Collected data:
_ _ _ _
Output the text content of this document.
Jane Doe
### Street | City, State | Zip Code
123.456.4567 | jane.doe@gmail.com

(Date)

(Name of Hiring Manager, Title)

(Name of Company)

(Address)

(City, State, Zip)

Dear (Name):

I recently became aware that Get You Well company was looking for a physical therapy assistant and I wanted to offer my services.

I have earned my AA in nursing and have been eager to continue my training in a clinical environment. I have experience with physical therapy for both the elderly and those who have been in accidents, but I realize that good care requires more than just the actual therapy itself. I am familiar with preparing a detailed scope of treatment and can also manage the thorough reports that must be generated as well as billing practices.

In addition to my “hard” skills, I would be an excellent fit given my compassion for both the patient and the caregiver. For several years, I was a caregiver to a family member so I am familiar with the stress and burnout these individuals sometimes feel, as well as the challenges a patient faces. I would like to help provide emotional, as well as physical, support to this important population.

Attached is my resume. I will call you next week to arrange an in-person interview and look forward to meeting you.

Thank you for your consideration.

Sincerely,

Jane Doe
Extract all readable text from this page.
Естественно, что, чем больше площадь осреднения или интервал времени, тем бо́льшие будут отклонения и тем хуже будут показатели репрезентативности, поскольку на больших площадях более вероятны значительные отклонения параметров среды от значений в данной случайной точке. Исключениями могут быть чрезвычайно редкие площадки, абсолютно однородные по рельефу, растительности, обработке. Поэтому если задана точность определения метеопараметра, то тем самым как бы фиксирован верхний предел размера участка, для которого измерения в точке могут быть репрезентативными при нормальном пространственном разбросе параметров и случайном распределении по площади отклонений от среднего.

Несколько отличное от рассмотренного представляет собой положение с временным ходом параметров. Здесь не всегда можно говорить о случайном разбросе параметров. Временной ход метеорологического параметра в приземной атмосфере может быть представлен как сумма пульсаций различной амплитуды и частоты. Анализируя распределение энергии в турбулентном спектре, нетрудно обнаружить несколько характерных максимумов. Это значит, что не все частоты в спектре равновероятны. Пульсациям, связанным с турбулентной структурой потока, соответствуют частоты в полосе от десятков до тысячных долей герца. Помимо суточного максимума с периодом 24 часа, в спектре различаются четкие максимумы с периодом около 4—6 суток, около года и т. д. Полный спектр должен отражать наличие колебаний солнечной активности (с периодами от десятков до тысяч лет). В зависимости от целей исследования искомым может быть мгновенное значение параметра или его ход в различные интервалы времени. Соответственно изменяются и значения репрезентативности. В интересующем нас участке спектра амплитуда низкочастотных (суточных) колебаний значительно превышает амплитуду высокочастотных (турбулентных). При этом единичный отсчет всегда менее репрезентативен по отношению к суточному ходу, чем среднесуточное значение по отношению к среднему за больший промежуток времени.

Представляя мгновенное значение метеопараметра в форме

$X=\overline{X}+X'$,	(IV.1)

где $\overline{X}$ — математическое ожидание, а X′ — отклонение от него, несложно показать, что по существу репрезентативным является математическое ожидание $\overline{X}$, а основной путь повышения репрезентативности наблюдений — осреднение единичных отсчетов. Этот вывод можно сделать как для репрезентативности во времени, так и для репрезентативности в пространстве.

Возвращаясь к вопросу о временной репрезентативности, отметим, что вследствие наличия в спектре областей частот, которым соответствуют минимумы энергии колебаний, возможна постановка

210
_ _ _ _
#### Task brief:
Type out the material again exactly as presented.

#### Exercise solution:
Output the text content of this document.
Jane Doe
### Street | City, State | Zip Code
123.456.4567 | jane.doe@gmail.com

(Date)

(Name of Hiring Manager, Title)

(Name of Company)

(Address)

(City, State, Zip)

Dear (Name):

I recently became aware that Get You Well company was looking for a physical therapy assistant and I wanted to offer my services.

I have earned my AA in nursing and have been eager to continue my training in a clinical environment. I have experience with physical therapy for both the elderly and those who have been in accidents, but I realize that good care requires more than just the actual therapy itself. I am familiar with preparing a detailed scope of treatment and can also manage the thorough reports that must be generated as well as billing practices.

In addition to my “hard” skills, I would be an excellent fit given my compassion for both the patient and the caregiver. For several years, I was a caregiver to a family member so I am familiar with the stress and burnout these individuals sometimes feel, as well as the challenges a patient faces. I would like to help provide emotional, as well as physical, support to this important population.

Attached is my resume. I will call you next week to arrange an in-person interview and look forward to meeting you.

Thank you for your consideration.

Sincerely,

Jane Doe
Extract all readable text from this page.
Естественно, что, чем больше площадь осреднения или интервал времени, тем бо́льшие будут отклонения и тем хуже будут показатели репрезентативности, поскольку на больших площадях более вероятны значительные отклонения параметров среды от значений в данной случайной точке. Исключениями могут быть чрезвычайно редкие площадки, абсолютно однородные по рельефу, растительности, обработке. Поэтому если задана точность определения метеопараметра, то тем самым как бы фиксирован верхний предел размера участка, для которого измерения в точке могут быть репрезентативными при нормальном пространственном разбросе параметров и случайном распределении по площади отклонений от среднего.

Несколько отличное от рассмотренного представляет собой положение с временным ходом параметров. Здесь не всегда можно говорить о случайном разбросе параметров. Временной ход метеорологического параметра в приземной атмосфере может быть представлен как сумма пульсаций различной амплитуды и частоты. Анализируя распределение энергии в турбулентном спектре, нетрудно обнаружить несколько характерных максимумов. Это значит, что не все частоты в спектре равновероятны. Пульсациям, связанным с турбулентной структурой потока, соответствуют частоты в полосе от десятков до тысячных долей герца. Помимо суточного максимума с периодом 24 часа, в спектре различаются четкие максимумы с периодом около 4—6 суток, около года и т. д. Полный спектр должен отражать наличие колебаний солнечной активности (с периодами от десятков до тысяч лет). В зависимости от целей исследования искомым может быть мгновенное значение параметра или его ход в различные интервалы времени. Соответственно изменяются и значения репрезентативности. В интересующем нас участке спектра амплитуда низкочастотных (суточных) колебаний значительно превышает амплитуду высокочастотных (турбулентных). При этом единичный отсчет всегда менее репрезентативен по отношению к суточному ходу, чем среднесуточное значение по отношению к среднему за больший промежуток времени.

Представляя мгновенное значение метеопараметра в форме

$X=\overline{X}+X'$,	(IV.1)

где $\overline{X}$ — математическое ожидание, а X′ — отклонение от него, несложно показать, что по существу репрезентативным является математическое ожидание $\overline{X}$, а основной путь повышения репрезентативности наблюдений — осреднение единичных отсчетов. Этот вывод можно сделать как для репрезентативности во времени, так и для репрезентативности в пространстве.

Возвращаясь к вопросу о временной репрезентативности, отметим, что вследствие наличия в спектре областей частот, которым соответствуют минимумы энергии колебаний, возможна постановка

210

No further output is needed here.